Review the listing and copy each line that holds the word "matriz".

* Recorded data *
* * * * * * *
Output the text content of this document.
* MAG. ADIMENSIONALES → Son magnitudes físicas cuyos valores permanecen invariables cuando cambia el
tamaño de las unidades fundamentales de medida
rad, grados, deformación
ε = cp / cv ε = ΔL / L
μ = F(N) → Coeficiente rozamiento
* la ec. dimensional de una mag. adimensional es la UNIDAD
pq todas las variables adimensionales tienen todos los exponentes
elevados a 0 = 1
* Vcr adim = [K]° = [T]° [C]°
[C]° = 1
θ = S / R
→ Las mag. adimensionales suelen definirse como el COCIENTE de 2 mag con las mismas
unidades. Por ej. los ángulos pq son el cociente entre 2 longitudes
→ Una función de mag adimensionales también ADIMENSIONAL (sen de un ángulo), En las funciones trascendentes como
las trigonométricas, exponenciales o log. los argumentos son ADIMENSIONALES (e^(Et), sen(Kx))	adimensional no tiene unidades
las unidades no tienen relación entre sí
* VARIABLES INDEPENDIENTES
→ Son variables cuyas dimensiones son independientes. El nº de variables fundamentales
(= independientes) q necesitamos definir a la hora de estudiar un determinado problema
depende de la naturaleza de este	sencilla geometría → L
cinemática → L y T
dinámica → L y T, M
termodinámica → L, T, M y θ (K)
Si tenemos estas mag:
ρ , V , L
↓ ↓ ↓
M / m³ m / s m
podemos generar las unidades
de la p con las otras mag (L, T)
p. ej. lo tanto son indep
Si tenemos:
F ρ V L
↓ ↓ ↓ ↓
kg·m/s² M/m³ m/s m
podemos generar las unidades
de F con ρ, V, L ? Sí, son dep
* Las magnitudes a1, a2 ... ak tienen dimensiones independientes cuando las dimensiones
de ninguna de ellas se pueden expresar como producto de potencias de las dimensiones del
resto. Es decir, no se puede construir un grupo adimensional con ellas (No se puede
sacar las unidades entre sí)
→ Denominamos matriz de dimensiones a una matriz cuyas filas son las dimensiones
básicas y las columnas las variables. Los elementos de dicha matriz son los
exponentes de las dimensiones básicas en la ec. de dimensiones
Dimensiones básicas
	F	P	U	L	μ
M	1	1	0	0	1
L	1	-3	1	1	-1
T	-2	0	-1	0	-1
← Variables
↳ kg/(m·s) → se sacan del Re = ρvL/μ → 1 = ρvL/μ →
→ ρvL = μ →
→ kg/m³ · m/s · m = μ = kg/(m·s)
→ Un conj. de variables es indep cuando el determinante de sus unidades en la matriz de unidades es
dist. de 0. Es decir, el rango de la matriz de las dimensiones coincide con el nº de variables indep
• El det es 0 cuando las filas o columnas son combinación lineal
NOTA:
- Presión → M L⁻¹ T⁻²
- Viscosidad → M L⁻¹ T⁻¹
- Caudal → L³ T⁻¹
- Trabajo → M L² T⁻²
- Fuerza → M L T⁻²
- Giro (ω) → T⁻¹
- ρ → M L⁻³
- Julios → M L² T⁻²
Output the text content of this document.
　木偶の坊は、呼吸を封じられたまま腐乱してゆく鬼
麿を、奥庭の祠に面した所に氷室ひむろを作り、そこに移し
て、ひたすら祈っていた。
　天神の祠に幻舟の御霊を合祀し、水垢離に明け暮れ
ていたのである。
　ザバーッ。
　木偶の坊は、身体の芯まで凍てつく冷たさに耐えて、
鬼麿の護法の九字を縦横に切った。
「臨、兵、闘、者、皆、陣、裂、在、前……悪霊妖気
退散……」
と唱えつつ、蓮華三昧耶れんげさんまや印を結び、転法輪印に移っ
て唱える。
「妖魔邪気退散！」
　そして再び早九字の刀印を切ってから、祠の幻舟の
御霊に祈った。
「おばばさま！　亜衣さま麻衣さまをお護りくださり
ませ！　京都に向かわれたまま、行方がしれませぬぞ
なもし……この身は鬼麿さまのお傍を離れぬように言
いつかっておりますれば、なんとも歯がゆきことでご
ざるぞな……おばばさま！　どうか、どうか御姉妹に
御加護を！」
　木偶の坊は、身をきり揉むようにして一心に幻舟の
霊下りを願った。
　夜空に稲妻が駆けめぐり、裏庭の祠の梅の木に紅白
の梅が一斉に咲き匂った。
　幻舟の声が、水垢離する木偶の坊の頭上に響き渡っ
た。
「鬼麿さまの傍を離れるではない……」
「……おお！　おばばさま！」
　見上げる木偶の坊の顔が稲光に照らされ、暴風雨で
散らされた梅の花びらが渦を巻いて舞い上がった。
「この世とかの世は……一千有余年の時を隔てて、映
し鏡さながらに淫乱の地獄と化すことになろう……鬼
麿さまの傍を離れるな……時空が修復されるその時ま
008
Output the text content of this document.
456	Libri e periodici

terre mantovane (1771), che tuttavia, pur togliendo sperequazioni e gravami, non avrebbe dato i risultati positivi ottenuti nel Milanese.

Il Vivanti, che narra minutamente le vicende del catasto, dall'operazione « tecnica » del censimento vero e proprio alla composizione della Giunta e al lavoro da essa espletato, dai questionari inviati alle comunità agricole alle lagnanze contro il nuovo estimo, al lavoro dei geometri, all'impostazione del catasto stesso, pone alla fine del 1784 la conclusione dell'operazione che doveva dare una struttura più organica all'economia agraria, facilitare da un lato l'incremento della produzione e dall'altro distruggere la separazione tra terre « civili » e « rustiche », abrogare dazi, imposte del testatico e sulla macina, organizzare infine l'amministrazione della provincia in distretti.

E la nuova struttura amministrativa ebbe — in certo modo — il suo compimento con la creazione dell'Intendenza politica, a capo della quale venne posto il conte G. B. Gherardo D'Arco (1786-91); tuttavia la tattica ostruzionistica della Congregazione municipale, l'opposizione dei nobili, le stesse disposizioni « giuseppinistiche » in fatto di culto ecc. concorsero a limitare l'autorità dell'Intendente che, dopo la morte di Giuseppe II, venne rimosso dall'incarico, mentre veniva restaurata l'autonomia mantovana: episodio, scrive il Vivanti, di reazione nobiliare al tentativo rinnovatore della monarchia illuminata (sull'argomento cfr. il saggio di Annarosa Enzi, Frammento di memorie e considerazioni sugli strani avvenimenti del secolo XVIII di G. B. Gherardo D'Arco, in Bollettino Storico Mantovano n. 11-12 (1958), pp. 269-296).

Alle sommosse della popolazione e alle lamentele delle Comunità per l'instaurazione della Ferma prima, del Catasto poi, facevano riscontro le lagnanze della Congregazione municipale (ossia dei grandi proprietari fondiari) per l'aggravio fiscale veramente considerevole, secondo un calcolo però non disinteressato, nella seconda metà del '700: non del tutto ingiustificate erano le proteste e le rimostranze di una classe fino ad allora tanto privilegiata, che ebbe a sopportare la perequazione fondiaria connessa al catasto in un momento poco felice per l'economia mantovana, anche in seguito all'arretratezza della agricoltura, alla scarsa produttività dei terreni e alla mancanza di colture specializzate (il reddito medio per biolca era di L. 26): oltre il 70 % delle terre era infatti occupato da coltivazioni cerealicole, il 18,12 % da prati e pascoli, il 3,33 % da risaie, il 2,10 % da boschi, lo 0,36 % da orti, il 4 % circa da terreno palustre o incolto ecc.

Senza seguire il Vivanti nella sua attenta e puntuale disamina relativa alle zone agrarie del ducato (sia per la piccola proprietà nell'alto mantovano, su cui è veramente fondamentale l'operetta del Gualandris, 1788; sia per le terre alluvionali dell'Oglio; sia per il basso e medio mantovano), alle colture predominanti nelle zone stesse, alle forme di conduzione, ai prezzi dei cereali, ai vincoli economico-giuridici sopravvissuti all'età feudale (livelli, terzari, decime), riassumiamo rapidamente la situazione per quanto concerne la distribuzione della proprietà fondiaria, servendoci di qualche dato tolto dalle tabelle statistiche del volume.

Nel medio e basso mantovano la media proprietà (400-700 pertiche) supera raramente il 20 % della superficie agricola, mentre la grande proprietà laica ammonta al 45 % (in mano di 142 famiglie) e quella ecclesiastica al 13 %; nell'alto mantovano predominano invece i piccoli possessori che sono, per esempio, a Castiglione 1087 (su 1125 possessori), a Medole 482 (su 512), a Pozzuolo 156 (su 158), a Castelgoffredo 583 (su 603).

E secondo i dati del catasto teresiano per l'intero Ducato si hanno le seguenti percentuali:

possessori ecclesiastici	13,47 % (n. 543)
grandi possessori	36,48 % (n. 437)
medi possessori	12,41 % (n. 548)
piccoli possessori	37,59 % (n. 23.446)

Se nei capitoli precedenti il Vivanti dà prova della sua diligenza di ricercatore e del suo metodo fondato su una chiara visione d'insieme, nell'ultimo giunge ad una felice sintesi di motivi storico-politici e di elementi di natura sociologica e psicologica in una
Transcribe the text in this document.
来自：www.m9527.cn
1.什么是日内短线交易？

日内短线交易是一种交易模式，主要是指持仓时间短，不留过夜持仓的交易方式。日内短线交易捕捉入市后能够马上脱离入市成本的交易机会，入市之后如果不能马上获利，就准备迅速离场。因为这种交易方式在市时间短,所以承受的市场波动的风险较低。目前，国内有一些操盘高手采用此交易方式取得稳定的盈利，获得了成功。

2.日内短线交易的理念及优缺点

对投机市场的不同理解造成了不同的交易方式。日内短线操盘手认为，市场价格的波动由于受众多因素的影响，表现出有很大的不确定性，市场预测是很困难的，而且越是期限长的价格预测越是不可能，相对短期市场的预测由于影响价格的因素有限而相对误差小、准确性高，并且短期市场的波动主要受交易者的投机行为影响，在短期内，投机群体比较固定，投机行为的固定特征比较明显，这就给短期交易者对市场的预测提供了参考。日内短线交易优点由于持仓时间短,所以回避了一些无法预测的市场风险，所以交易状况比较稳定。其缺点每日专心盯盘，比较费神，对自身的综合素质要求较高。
* * * * * * *
* RESPONSE BELOW *
→ Denominamos matriz de dimensiones a una matriz cuyas filas son las dimensiones
básicas y las columnas las variables. Los elementos de dicha matriz son los
→ Un conj. de variables es indep cuando el determinante de sus unidades en la matriz de unidades es
dist. de 0. Es decir, el rango de la matriz de las dimensiones coincide con el nº de variables indep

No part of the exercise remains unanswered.